Spec #
This is a top-level attribute of the pipeline spec.
{
"pipeline": {...},
"transform": {...},
"reprocess_spec": string,
...
}
Behavior #
"reprocess_spec": "until_success"
is the default behavior. To mitigate datums failing for transient connection reasons, Pachyderm automatically retries user code three (3) times before marking a datum as failed. Additionally, you can set the datum_tries
field to determine the number of times a job attempts to run on a datum when a failure occurs.
Let’s compare "until_success"
and "every_job"
:
Say we have 2 identical pipelines (reprocess_until_success.json
and reprocess_at_every_job.json
) but for the "reprocess_spec"
field set to "every_job"
in reprocess_at_every_job.json
.
Both use the same input repo and have a glob pattern set to /*
.
- When adding 3 text files to the input repo (file1.txt, file2.txt, file3.txt), the 2 pipelines (reprocess_until_success and reprocess_at_every_job) will process the 3 datums (here, the glob pattern
/*
creates one datum per file). - Now, let’s add a 4th file file4.txt to our input repo or modify the content of file2.txt for example.
- Case of our default
reprocess_until_success.json pipeline
: A quick check at the list datum on the job id shows 4 datums, of which 3 were skipped. (Only the changed file was processed) - Case of
reprocess_at_every_job.json
: A quick check at the list datum on the job id shows that all 4 datums were reprocessed, none were skipped.

Required work:
A) Reproduce verbatim the part of the passage on the reprocess_spec setting that begins at the words "in reprocess_at_every_job.json" and ends after the words "none were skipped.".
B) Pick up the passage on the reprocess_spec setting after its final sentence and keep writing it.

Data records:
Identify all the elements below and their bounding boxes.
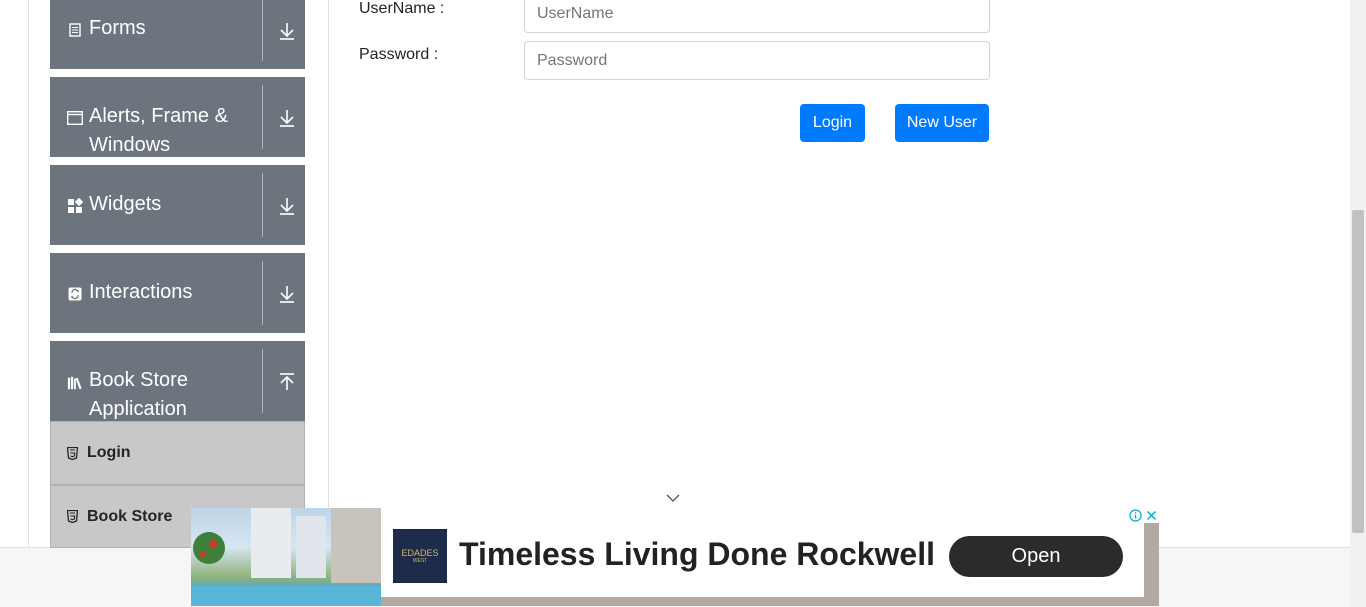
--
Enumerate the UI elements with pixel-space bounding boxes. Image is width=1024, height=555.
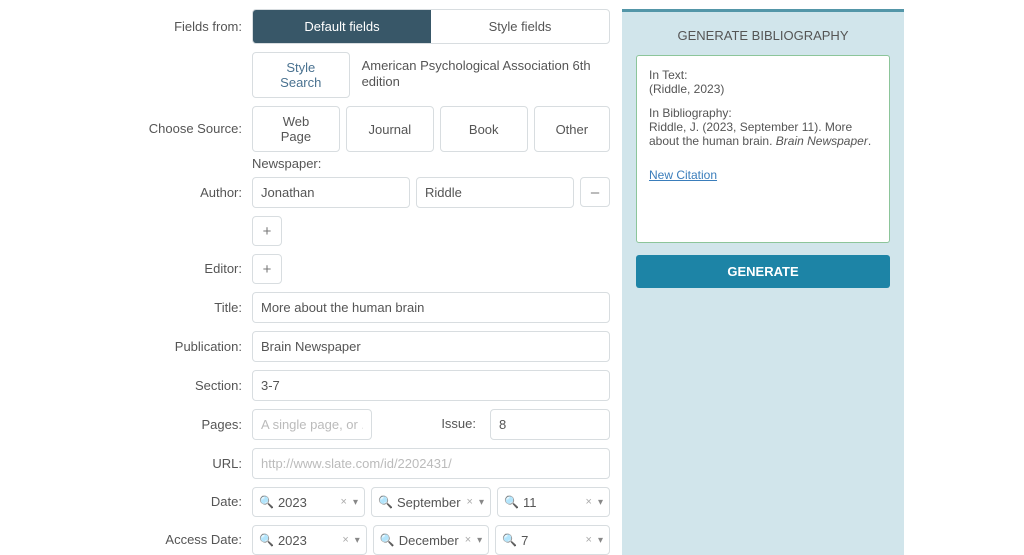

Response list:
A)
in reprocess_at_every_job.json
.
Both use the same input repo and have a glob pattern set to /*
.
- When adding 3 text files to the input repo (file1.txt, file2.txt, file3.txt), the 2 pipelines (reprocess_until_success and reprocess_at_every_job) will process the 3 datums (here, the glob pattern
/*
creates one datum per file). - Now, let’s add a 4th file file4.txt to our input repo or modify the content of file2.txt for example.
- Case of our default
reprocess_until_success.json pipeline
: A quick check at the list datum on the job id shows 4 datums, of which 3 were skipped. (Only the changed file was processed) - Case of
reprocess_at_every_job.json
: A quick check at the list datum on the job id shows that all 4 datums were reprocessed, none were skipped.

B)
- Case of our default
"reprocess_spec": "every_job
will not take advantage of Pachyderm’s default de-duplication. In effect, this can lead to slower pipeline performance. Before using this setting, consider other options such as including metadata in your file, naming your files with a timestamp, UUID, or other unique identifiers in order to take advantage of de-duplication.
When to Use #
Per default, Pachyderm avoids repeated processing of unchanged datums (i.e., it processes only the datums that have changed and skip the unchanged datums). This incremental behavior ensures efficient resource utilization. However, you might need to alter this behavior for specific use cases and force the reprocessing of all of your datums systematically. This is especially useful when your pipeline makes an external call to other resources, such as a deployment or triggering an external pipeline system. Set "reprocess_spec": "every_job"
in order to enable this behavior.